--- Start of Entries supplied ---

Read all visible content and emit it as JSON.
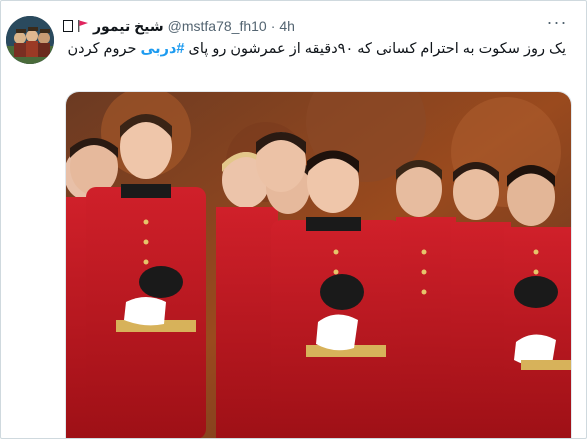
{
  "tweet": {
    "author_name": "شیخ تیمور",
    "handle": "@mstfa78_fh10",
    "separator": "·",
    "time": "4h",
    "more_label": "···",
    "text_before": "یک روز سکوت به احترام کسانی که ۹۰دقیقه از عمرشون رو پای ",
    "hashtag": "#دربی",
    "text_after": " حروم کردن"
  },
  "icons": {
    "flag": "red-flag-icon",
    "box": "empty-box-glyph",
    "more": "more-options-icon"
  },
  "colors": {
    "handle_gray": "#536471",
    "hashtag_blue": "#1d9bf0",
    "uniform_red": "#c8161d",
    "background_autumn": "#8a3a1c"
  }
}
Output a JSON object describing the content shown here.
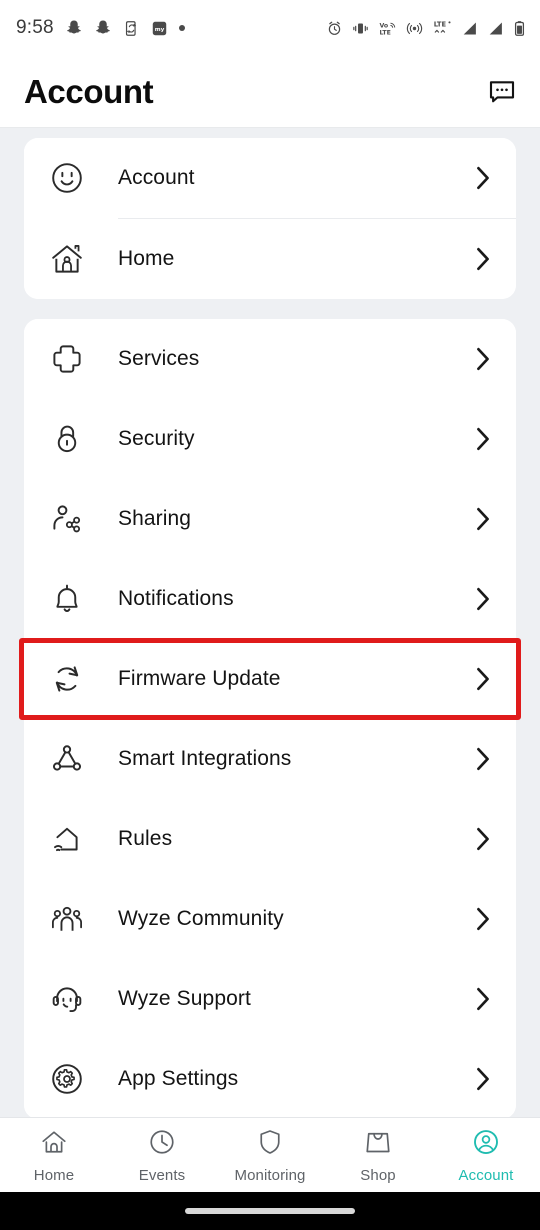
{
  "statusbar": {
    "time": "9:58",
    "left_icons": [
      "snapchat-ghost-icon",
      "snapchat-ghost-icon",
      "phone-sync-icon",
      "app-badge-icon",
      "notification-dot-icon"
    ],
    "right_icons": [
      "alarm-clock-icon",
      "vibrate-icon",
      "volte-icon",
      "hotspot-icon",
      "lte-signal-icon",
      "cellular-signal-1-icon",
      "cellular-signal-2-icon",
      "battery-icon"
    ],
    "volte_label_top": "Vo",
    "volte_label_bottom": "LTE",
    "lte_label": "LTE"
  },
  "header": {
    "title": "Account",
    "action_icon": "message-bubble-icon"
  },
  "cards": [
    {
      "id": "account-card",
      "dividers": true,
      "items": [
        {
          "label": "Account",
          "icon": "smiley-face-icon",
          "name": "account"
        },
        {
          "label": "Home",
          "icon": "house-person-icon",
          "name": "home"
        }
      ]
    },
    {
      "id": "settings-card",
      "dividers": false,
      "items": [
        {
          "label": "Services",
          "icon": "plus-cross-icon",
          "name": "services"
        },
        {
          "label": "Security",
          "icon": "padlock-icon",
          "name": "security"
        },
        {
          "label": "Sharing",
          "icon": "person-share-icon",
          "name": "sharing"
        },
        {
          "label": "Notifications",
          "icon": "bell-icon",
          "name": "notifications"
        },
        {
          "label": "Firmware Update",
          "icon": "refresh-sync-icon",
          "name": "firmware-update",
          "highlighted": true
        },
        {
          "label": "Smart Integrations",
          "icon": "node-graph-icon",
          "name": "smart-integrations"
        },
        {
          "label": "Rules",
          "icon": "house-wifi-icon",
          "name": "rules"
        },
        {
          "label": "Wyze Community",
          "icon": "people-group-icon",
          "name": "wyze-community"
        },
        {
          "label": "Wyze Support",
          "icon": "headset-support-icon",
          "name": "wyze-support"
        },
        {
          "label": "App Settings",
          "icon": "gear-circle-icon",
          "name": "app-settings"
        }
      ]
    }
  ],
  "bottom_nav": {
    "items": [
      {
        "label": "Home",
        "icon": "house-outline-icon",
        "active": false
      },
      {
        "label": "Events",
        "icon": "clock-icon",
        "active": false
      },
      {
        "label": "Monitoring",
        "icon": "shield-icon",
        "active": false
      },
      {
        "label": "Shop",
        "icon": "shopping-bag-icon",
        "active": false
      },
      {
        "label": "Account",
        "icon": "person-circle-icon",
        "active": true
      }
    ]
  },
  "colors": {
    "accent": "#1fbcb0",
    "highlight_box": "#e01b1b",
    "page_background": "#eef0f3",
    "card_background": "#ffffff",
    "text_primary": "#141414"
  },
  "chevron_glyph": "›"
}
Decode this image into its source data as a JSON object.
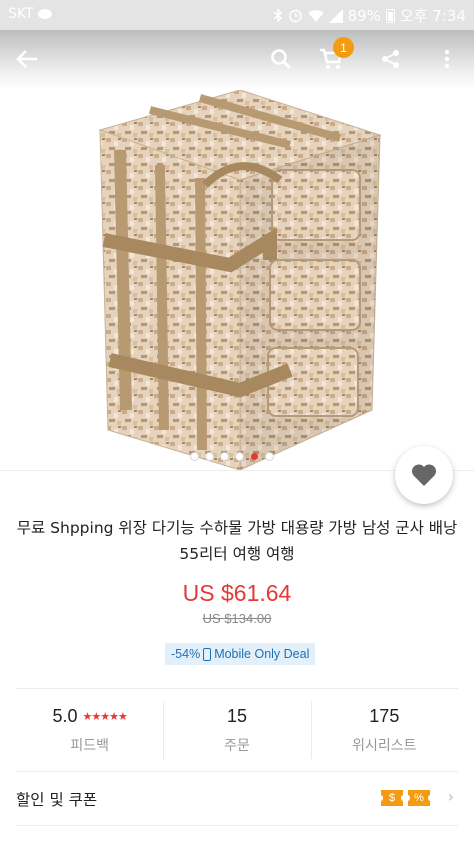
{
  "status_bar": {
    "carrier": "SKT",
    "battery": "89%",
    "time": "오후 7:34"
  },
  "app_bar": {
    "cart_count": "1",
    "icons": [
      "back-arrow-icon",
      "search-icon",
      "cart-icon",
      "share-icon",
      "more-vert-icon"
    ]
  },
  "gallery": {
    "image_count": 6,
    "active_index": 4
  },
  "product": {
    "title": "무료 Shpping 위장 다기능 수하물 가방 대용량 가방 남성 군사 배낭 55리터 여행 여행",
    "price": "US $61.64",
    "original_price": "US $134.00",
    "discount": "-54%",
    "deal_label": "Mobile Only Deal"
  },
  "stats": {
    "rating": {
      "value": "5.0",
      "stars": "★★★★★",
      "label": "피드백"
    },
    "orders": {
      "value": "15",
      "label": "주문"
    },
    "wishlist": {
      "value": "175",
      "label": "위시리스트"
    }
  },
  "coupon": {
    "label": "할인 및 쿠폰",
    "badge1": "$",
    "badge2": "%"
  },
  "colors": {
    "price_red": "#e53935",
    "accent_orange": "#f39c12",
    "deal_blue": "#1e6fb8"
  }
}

--- End of Entries supplied ---

Only a number is wanted: how many lines contain the word "cellular"?

2